* START Passage given *

The aircraft

With its needle nose, wasp waist, and bulbous nacelles, the Diamond DA42 Twin Star is among the most dramatic new entries to the general aviation market.
The Twin Star's airframe is basically the same as that used in Diamond's DA40 Diamond Star, but with a nose baggage compartment and, of course, beefed-up center spar sections to support the weight of the two engines.

The aircraft is crafted from glass and carbon fiber in a modern manufacturing process which makes the body to light weighted but still very strong. The basic empty weight of the DA42 is only 1090 kg. Using this technique also gives the benefit from generating low drag while airborne and easy to maintain and keep clean from dirt when on the ground.

The Power plants

The engines that power the DA42 are essentially the same four-cylinder, 1.7-liter turbo-diesels used in certain Mercedes-Benz automobiles. The manufacturer Thielert, has added a gearbox of his own design, and replaced the Mercedes crankshaft and camshaft with ones of his own, and installed a customized ECU — the heart of the Twin Star's single-lever power controls — and an electro-hydraulic autofeather system for the propellers.
The engines are equipped with a redundant electronic motor management: the FADEC - system (Full Authority Digital Engine Control) without mechanical back up. The FADEC controls and surveys the engine, and utilizes a single lever control for power setting. In addition, the FADEC system logs all engine data for later analysis.
To deal with the extra heat put out by diesel engines, four cooling radiators are also part of the Thielert engine package: an intercooler for the intake air heated by the turbocharger; a radiator for the glycol-based liquid engine coolant; an oil cooler; and a heat exchanger for cabin heating.

* END Passage given *
* START Entries *

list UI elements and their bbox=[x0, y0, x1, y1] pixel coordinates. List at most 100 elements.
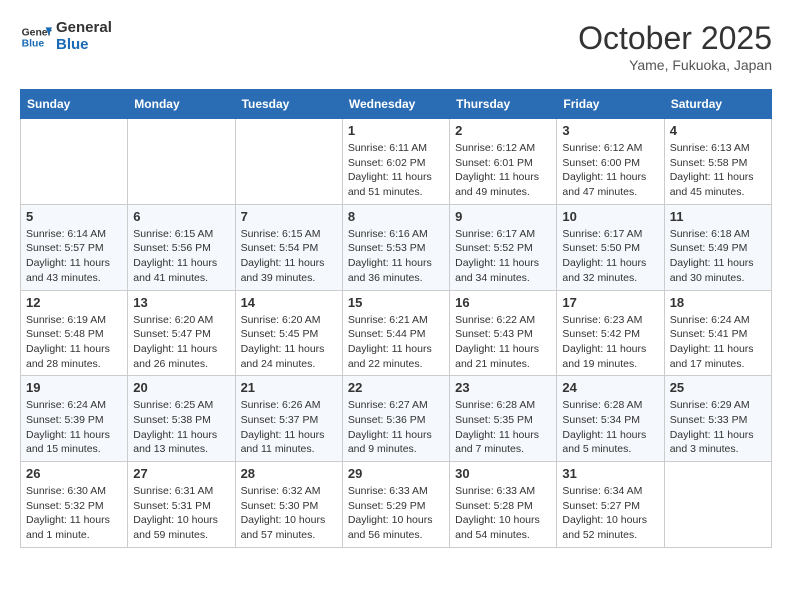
day-info: Sunrise: 6:28 AM Sunset: 5:34 PM Dayligh… bbox=[562, 398, 658, 457]
header-tuesday: Tuesday bbox=[235, 90, 342, 119]
day-number: 10 bbox=[562, 209, 658, 224]
table-row: 3 Sunrise: 6:12 AM Sunset: 6:00 PM Daylig… bbox=[557, 119, 664, 205]
table-row: 30 Sunrise: 6:33 AM Sunset: 5:28 PM Dayli… bbox=[450, 462, 557, 548]
day-info: Sunrise: 6:30 AM Sunset: 5:32 PM Dayligh… bbox=[26, 484, 122, 543]
day-info: Sunrise: 6:17 AM Sunset: 5:50 PM Dayligh… bbox=[562, 227, 658, 286]
day-info: Sunrise: 6:12 AM Sunset: 6:00 PM Dayligh… bbox=[562, 141, 658, 200]
day-info: Sunrise: 6:24 AM Sunset: 5:41 PM Dayligh… bbox=[670, 313, 766, 372]
calendar-table: Sunday Monday Tuesday Wednesday Thursday… bbox=[20, 89, 772, 548]
day-info: Sunrise: 6:14 AM Sunset: 5:57 PM Dayligh… bbox=[26, 227, 122, 286]
day-info: Sunrise: 6:13 AM Sunset: 5:58 PM Dayligh… bbox=[670, 141, 766, 200]
day-info: Sunrise: 6:29 AM Sunset: 5:33 PM Dayligh… bbox=[670, 398, 766, 457]
day-number: 1 bbox=[348, 123, 444, 138]
table-row: 27 Sunrise: 6:31 AM Sunset: 5:31 PM Dayli… bbox=[128, 462, 235, 548]
table-row: 8 Sunrise: 6:16 AM Sunset: 5:53 PM Daylig… bbox=[342, 204, 449, 290]
title-block: October 2025 Yame, Fukuoka, Japan bbox=[578, 20, 772, 73]
day-number: 31 bbox=[562, 466, 658, 481]
header-sunday: Sunday bbox=[21, 90, 128, 119]
table-row: 23Sunrise: 6:28 AM Sunset: 5:35 PM Dayli… bbox=[450, 376, 557, 462]
day-info: Sunrise: 6:19 AM Sunset: 5:48 PM Dayligh… bbox=[26, 313, 122, 372]
table-row: 1 Sunrise: 6:11 AM Sunset: 6:02 PM Daylig… bbox=[342, 119, 449, 205]
day-info: Sunrise: 6:20 AM Sunset: 5:45 PM Dayligh… bbox=[241, 313, 337, 372]
table-row: 10 Sunrise: 6:17 AM Sunset: 5:50 PM Dayli… bbox=[557, 204, 664, 290]
day-number: 11 bbox=[670, 209, 766, 224]
logo: General Blue General Blue bbox=[20, 20, 112, 53]
calendar-header: Sunday Monday Tuesday Wednesday Thursday… bbox=[21, 90, 772, 119]
day-number: 30 bbox=[455, 466, 551, 481]
table-row: 28 Sunrise: 6:32 AM Sunset: 5:30 PM Dayli… bbox=[235, 462, 342, 548]
day-info: Sunrise: 6:26 AM Sunset: 5:37 PM Dayligh… bbox=[241, 398, 337, 457]
day-number: 15 bbox=[348, 295, 444, 310]
day-number: 26 bbox=[26, 466, 122, 481]
day-info: Sunrise: 6:31 AM Sunset: 5:31 PM Dayligh… bbox=[133, 484, 229, 543]
day-number: 16 bbox=[455, 295, 551, 310]
day-info: Sunrise: 6:25 AM Sunset: 5:38 PM Dayligh… bbox=[133, 398, 229, 457]
table-row: 6 Sunrise: 6:15 AM Sunset: 5:56 PM Daylig… bbox=[128, 204, 235, 290]
day-number: 9 bbox=[455, 209, 551, 224]
table-row: 15 Sunrise: 6:21 AM Sunset: 5:44 PM Dayli… bbox=[342, 290, 449, 376]
month-title: October 2025 bbox=[578, 20, 772, 57]
day-number: 28 bbox=[241, 466, 337, 481]
day-info: Sunrise: 6:17 AM Sunset: 5:52 PM Dayligh… bbox=[455, 227, 551, 286]
day-number: 22 bbox=[348, 380, 444, 395]
day-number: 21 bbox=[241, 380, 337, 395]
day-number: 19 bbox=[26, 380, 122, 395]
day-number: 4 bbox=[670, 123, 766, 138]
table-row: 18Sunrise: 6:24 AM Sunset: 5:41 PM Dayli… bbox=[664, 290, 771, 376]
table-row: 21 Sunrise: 6:26 AM Sunset: 5:37 PM Dayli… bbox=[235, 376, 342, 462]
day-number: 6 bbox=[133, 209, 229, 224]
table-row: 11 Sunrise: 6:18 AM Sunset: 5:49 PM Dayli… bbox=[664, 204, 771, 290]
day-info: Sunrise: 6:28 AM Sunset: 5:35 PM Dayligh… bbox=[455, 398, 551, 457]
day-info: Sunrise: 6:21 AM Sunset: 5:44 PM Dayligh… bbox=[348, 313, 444, 372]
logo-icon: General Blue bbox=[20, 21, 52, 53]
day-number: 12 bbox=[26, 295, 122, 310]
table-row: 2 Sunrise: 6:12 AM Sunset: 6:01 PM Daylig… bbox=[450, 119, 557, 205]
header-saturday: Saturday bbox=[664, 90, 771, 119]
day-info: Sunrise: 6:32 AM Sunset: 5:30 PM Dayligh… bbox=[241, 484, 337, 543]
day-info: Sunrise: 6:33 AM Sunset: 5:29 PM Dayligh… bbox=[348, 484, 444, 543]
day-number: 8 bbox=[348, 209, 444, 224]
location: Yame, Fukuoka, Japan bbox=[578, 57, 772, 73]
header-wednesday: Wednesday bbox=[342, 90, 449, 119]
table-row bbox=[21, 119, 128, 205]
table-row bbox=[664, 462, 771, 548]
table-row: 5 Sunrise: 6:14 AM Sunset: 5:57 PM Daylig… bbox=[21, 204, 128, 290]
day-info: Sunrise: 6:33 AM Sunset: 5:28 PM Dayligh… bbox=[455, 484, 551, 543]
day-number: 27 bbox=[133, 466, 229, 481]
table-row: 14 Sunrise: 6:20 AM Sunset: 5:45 PM Dayli… bbox=[235, 290, 342, 376]
day-info: Sunrise: 6:12 AM Sunset: 6:01 PM Dayligh… bbox=[455, 141, 551, 200]
day-info: Sunrise: 6:11 AM Sunset: 6:02 PM Dayligh… bbox=[348, 141, 444, 200]
day-info: Sunrise: 6:18 AM Sunset: 5:49 PM Dayligh… bbox=[670, 227, 766, 286]
day-number: 14 bbox=[241, 295, 337, 310]
day-info: Sunrise: 6:23 AM Sunset: 5:42 PM Dayligh… bbox=[562, 313, 658, 372]
table-row: 7 Sunrise: 6:15 AM Sunset: 5:54 PM Daylig… bbox=[235, 204, 342, 290]
table-row: 22 Sunrise: 6:27 AM Sunset: 5:36 PM Dayli… bbox=[342, 376, 449, 462]
day-number: 3 bbox=[562, 123, 658, 138]
header-monday: Monday bbox=[128, 90, 235, 119]
day-number: 5 bbox=[26, 209, 122, 224]
svg-text:Blue: Blue bbox=[22, 38, 45, 49]
table-row: 26 Sunrise: 6:30 AM Sunset: 5:32 PM Dayli… bbox=[21, 462, 128, 548]
table-row: 19 Sunrise: 6:24 AM Sunset: 5:39 PM Dayli… bbox=[21, 376, 128, 462]
table-row: 17Sunrise: 6:23 AM Sunset: 5:42 PM Dayli… bbox=[557, 290, 664, 376]
table-row: 24Sunrise: 6:28 AM Sunset: 5:34 PM Dayli… bbox=[557, 376, 664, 462]
table-row: 31Sunrise: 6:34 AM Sunset: 5:27 PM Dayli… bbox=[557, 462, 664, 548]
day-number: 2 bbox=[455, 123, 551, 138]
logo-general-text: General bbox=[56, 20, 112, 37]
day-number: 29 bbox=[348, 466, 444, 481]
day-info: Sunrise: 6:24 AM Sunset: 5:39 PM Dayligh… bbox=[26, 398, 122, 457]
header-thursday: Thursday bbox=[450, 90, 557, 119]
day-info: Sunrise: 6:27 AM Sunset: 5:36 PM Dayligh… bbox=[348, 398, 444, 457]
day-info: Sunrise: 6:16 AM Sunset: 5:53 PM Dayligh… bbox=[348, 227, 444, 286]
day-number: 13 bbox=[133, 295, 229, 310]
day-info: Sunrise: 6:15 AM Sunset: 5:54 PM Dayligh… bbox=[241, 227, 337, 286]
table-row: 4 Sunrise: 6:13 AM Sunset: 5:58 PM Daylig… bbox=[664, 119, 771, 205]
day-number: 25 bbox=[670, 380, 766, 395]
day-info: Sunrise: 6:20 AM Sunset: 5:47 PM Dayligh… bbox=[133, 313, 229, 372]
header-friday: Friday bbox=[557, 90, 664, 119]
page-header: General Blue General Blue October 2025 Y… bbox=[20, 20, 772, 73]
day-number: 7 bbox=[241, 209, 337, 224]
table-row: 13 Sunrise: 6:20 AM Sunset: 5:47 PM Dayli… bbox=[128, 290, 235, 376]
day-info: Sunrise: 6:15 AM Sunset: 5:56 PM Dayligh… bbox=[133, 227, 229, 286]
logo-blue-text: Blue bbox=[56, 37, 112, 54]
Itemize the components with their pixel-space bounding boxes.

* END Entries *

Challenges
a – Retype the passage on the Diamond DA42 word for word, from "The Twin Star's airframe" up to and including "the two engines.".
b – According to the passage on the Diamond DA42, what is the aircraft's basic empty weight?
The entries are not needed for what follows.

Written responses
a –
The Twin Star's airframe is basically the same as that used in Diamond's DA40 Diamond Star, but with a nose baggage compartment and, of course, beefed-up center spar sections to support the weight of the two engines.

b – 1090 kg